→ What the task asks: Repeat the entries that follow verbatim, without any of their pictures.

→ Material to process:
# # # #
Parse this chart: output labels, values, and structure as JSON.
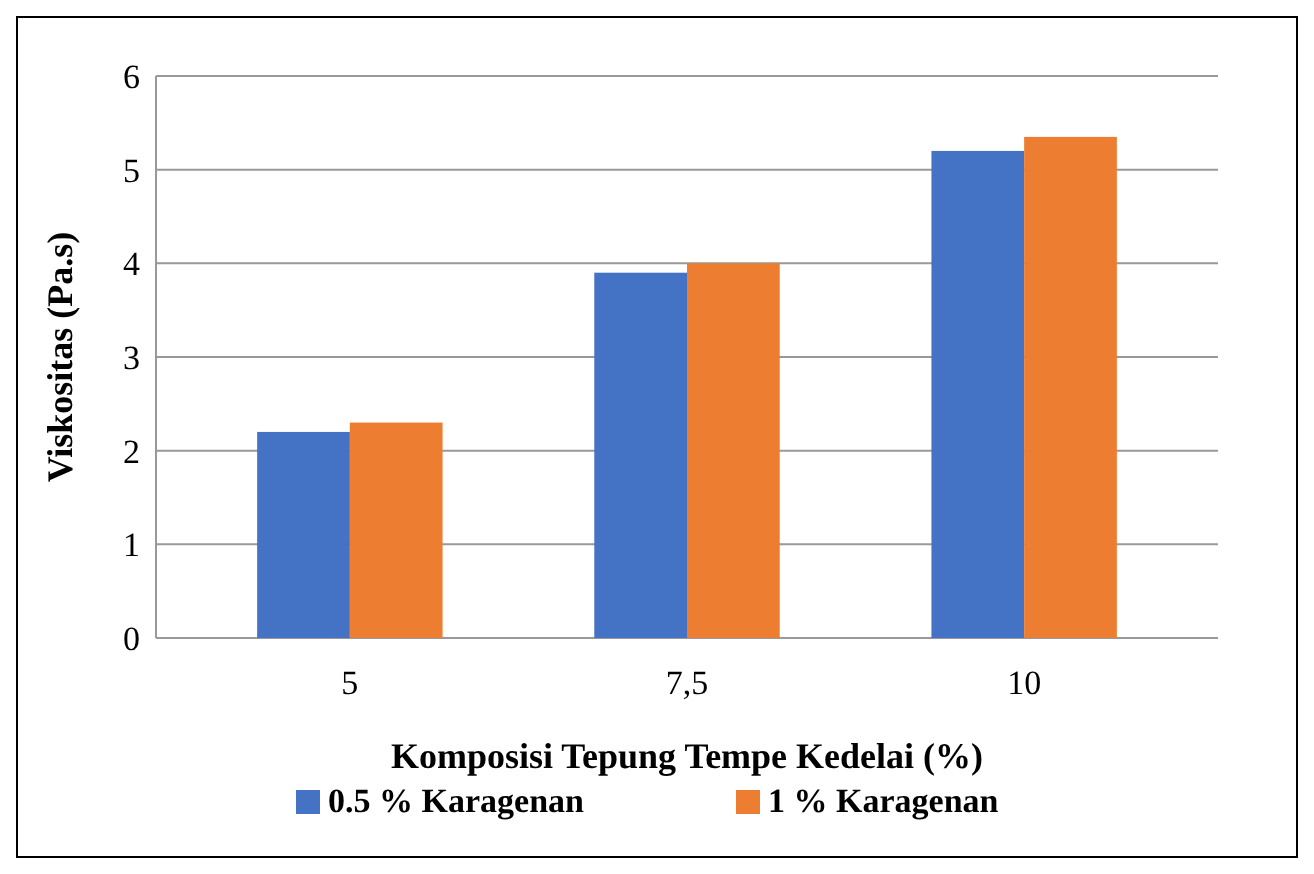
{
  "chart_data": {
    "type": "bar",
    "xlabel": "Komposisi Tepung Tempe Kedelai (%)",
    "ylabel": "Viskositas (Pa.s)",
    "categories": [
      "5",
      "7,5",
      "10"
    ],
    "series": [
      {
        "name": "0.5 %  Karagenan",
        "color": "#4472c4",
        "values": [
          2.2,
          3.9,
          5.2
        ]
      },
      {
        "name": "1 %  Karagenan",
        "color": "#ed7d31",
        "values": [
          2.3,
          4.0,
          5.35
        ]
      }
    ],
    "ylim": [
      0,
      6
    ],
    "yticks": [
      0,
      1,
      2,
      3,
      4,
      5,
      6
    ],
    "grid": "y",
    "legend": "bottom"
  }
}
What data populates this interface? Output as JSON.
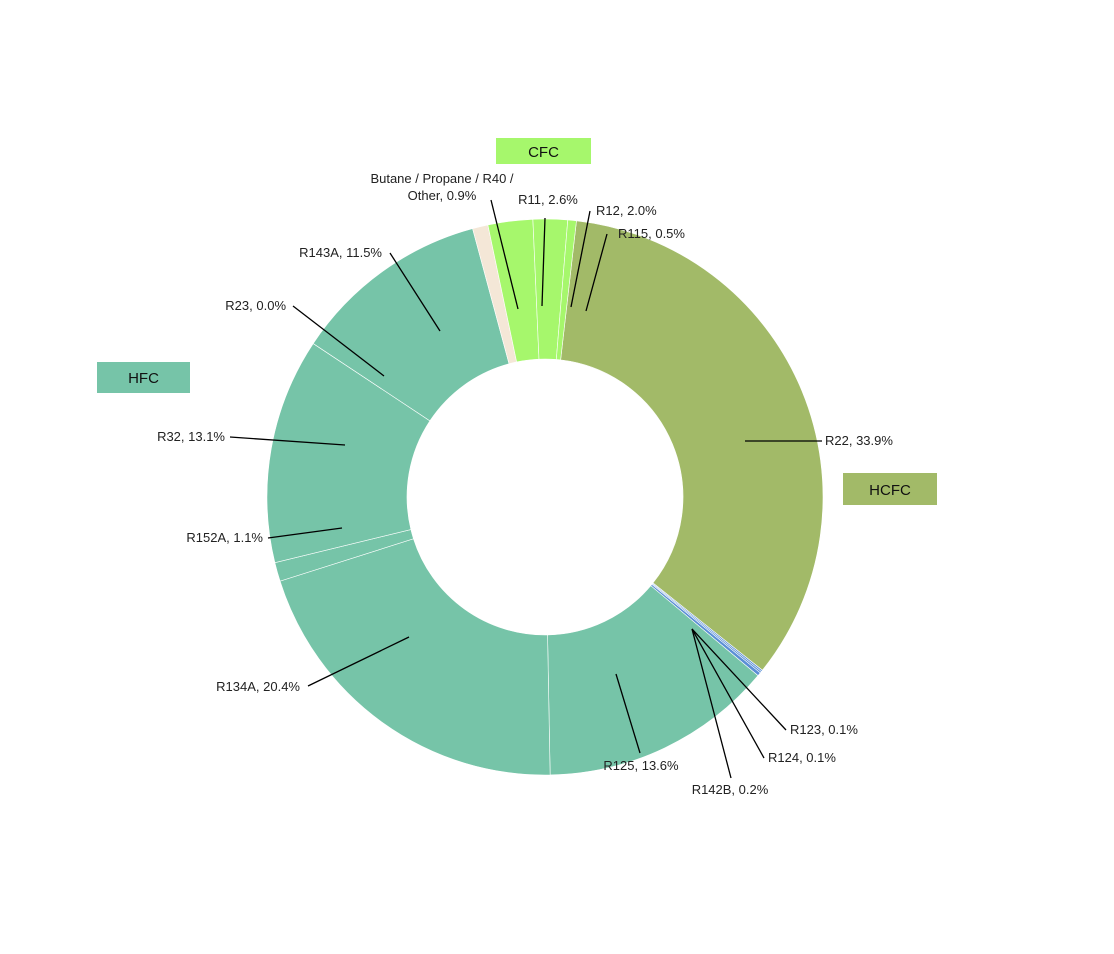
{
  "chart_data": {
    "type": "pie",
    "donut": true,
    "title": "",
    "categories": [
      "R22",
      "R123",
      "R124",
      "R142B",
      "R125",
      "R134A",
      "R152A",
      "R32",
      "R23",
      "R143A",
      "Butane / Propane / R40 / Other",
      "R11",
      "R12",
      "R115"
    ],
    "values": [
      33.9,
      0.1,
      0.1,
      0.2,
      13.6,
      20.4,
      1.1,
      13.1,
      0.0,
      11.5,
      0.9,
      2.6,
      2.0,
      0.5
    ],
    "labels": [
      "R22, 33.9%",
      "R123, 0.1%",
      "R124, 0.1%",
      "R142B, 0.2%",
      "R125, 13.6%",
      "R134A, 20.4%",
      "R152A, 1.1%",
      "R32, 13.1%",
      "R23, 0.0%",
      "R143A, 11.5%",
      "Butane / Propane / R40 / Other, 0.9%",
      "R11, 2.6%",
      "R12, 2.0%",
      "R115, 0.5%"
    ],
    "label_lines": [
      [
        "R22, 33.9%"
      ],
      [
        "R123, 0.1%"
      ],
      [
        "R124, 0.1%"
      ],
      [
        "R142B, 0.2%"
      ],
      [
        "R125, 13.6%"
      ],
      [
        "R134A, 20.4%"
      ],
      [
        "R152A, 1.1%"
      ],
      [
        "R32, 13.1%"
      ],
      [
        "R23, 0.0%"
      ],
      [
        "R143A, 11.5%"
      ],
      [
        "Butane / Propane / R40 /",
        "Other, 0.9%"
      ],
      [
        "R11, 2.6%"
      ],
      [
        "R12, 2.0%"
      ],
      [
        "R115, 0.5%"
      ]
    ],
    "groups": [
      "HCFC",
      "HCFC",
      "HCFC",
      "HCFC",
      "HFC",
      "HFC",
      "HFC",
      "HFC",
      "HFC",
      "HFC",
      "Other",
      "CFC",
      "CFC",
      "CFC"
    ],
    "group_labels": [
      "CFC",
      "HFC",
      "HCFC"
    ],
    "colors": {
      "HCFC": "#a2ba68",
      "HFC": "#76c4a8",
      "CFC": "#a6f76c",
      "Other": "#f4e7d7",
      "HCFC_minor": "#5b8fd6",
      "label_box_CFC": "#a6f76c",
      "label_box_HFC": "#76c4a8",
      "label_box_HCFC": "#a2ba68"
    },
    "legend": "none"
  }
}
# # # #
→ Response below:
Parse this chart: output labels, values, and structure as JSON.
{
  "chart_data": {
    "type": "bar",
    "xlabel": "Komposisi Tepung Tempe Kedelai (%)",
    "ylabel": "Viskositas (Pa.s)",
    "categories": [
      "5",
      "7,5",
      "10"
    ],
    "series": [
      {
        "name": "0.5 %  Karagenan",
        "color": "#4472c4",
        "values": [
          2.2,
          3.9,
          5.2
        ]
      },
      {
        "name": "1 %  Karagenan",
        "color": "#ed7d31",
        "values": [
          2.3,
          4.0,
          5.35
        ]
      }
    ],
    "ylim": [
      0,
      6
    ],
    "yticks": [
      0,
      1,
      2,
      3,
      4,
      5,
      6
    ],
    "grid": "y",
    "legend": "bottom"
  }
}
What data populates this interface? Output as JSON.
{
  "chart_data": {
    "type": "pie",
    "donut": true,
    "title": "",
    "categories": [
      "R22",
      "R123",
      "R124",
      "R142B",
      "R125",
      "R134A",
      "R152A",
      "R32",
      "R23",
      "R143A",
      "Butane / Propane / R40 / Other",
      "R11",
      "R12",
      "R115"
    ],
    "values": [
      33.9,
      0.1,
      0.1,
      0.2,
      13.6,
      20.4,
      1.1,
      13.1,
      0.0,
      11.5,
      0.9,
      2.6,
      2.0,
      0.5
    ],
    "labels": [
      "R22, 33.9%",
      "R123, 0.1%",
      "R124, 0.1%",
      "R142B, 0.2%",
      "R125, 13.6%",
      "R134A, 20.4%",
      "R152A, 1.1%",
      "R32, 13.1%",
      "R23, 0.0%",
      "R143A, 11.5%",
      "Butane / Propane / R40 / Other, 0.9%",
      "R11, 2.6%",
      "R12, 2.0%",
      "R115, 0.5%"
    ],
    "label_lines": [
      [
        "R22, 33.9%"
      ],
      [
        "R123, 0.1%"
      ],
      [
        "R124, 0.1%"
      ],
      [
        "R142B, 0.2%"
      ],
      [
        "R125, 13.6%"
      ],
      [
        "R134A, 20.4%"
      ],
      [
        "R152A, 1.1%"
      ],
      [
        "R32, 13.1%"
      ],
      [
        "R23, 0.0%"
      ],
      [
        "R143A, 11.5%"
      ],
      [
        "Butane / Propane / R40 /",
        "Other, 0.9%"
      ],
      [
        "R11, 2.6%"
      ],
      [
        "R12, 2.0%"
      ],
      [
        "R115, 0.5%"
      ]
    ],
    "groups": [
      "HCFC",
      "HCFC",
      "HCFC",
      "HCFC",
      "HFC",
      "HFC",
      "HFC",
      "HFC",
      "HFC",
      "HFC",
      "Other",
      "CFC",
      "CFC",
      "CFC"
    ],
    "group_labels": [
      "CFC",
      "HFC",
      "HCFC"
    ],
    "colors": {
      "HCFC": "#a2ba68",
      "HFC": "#76c4a8",
      "CFC": "#a6f76c",
      "Other": "#f4e7d7",
      "HCFC_minor": "#5b8fd6",
      "label_box_CFC": "#a6f76c",
      "label_box_HFC": "#76c4a8",
      "label_box_HCFC": "#a2ba68"
    },
    "legend": "none"
  }
}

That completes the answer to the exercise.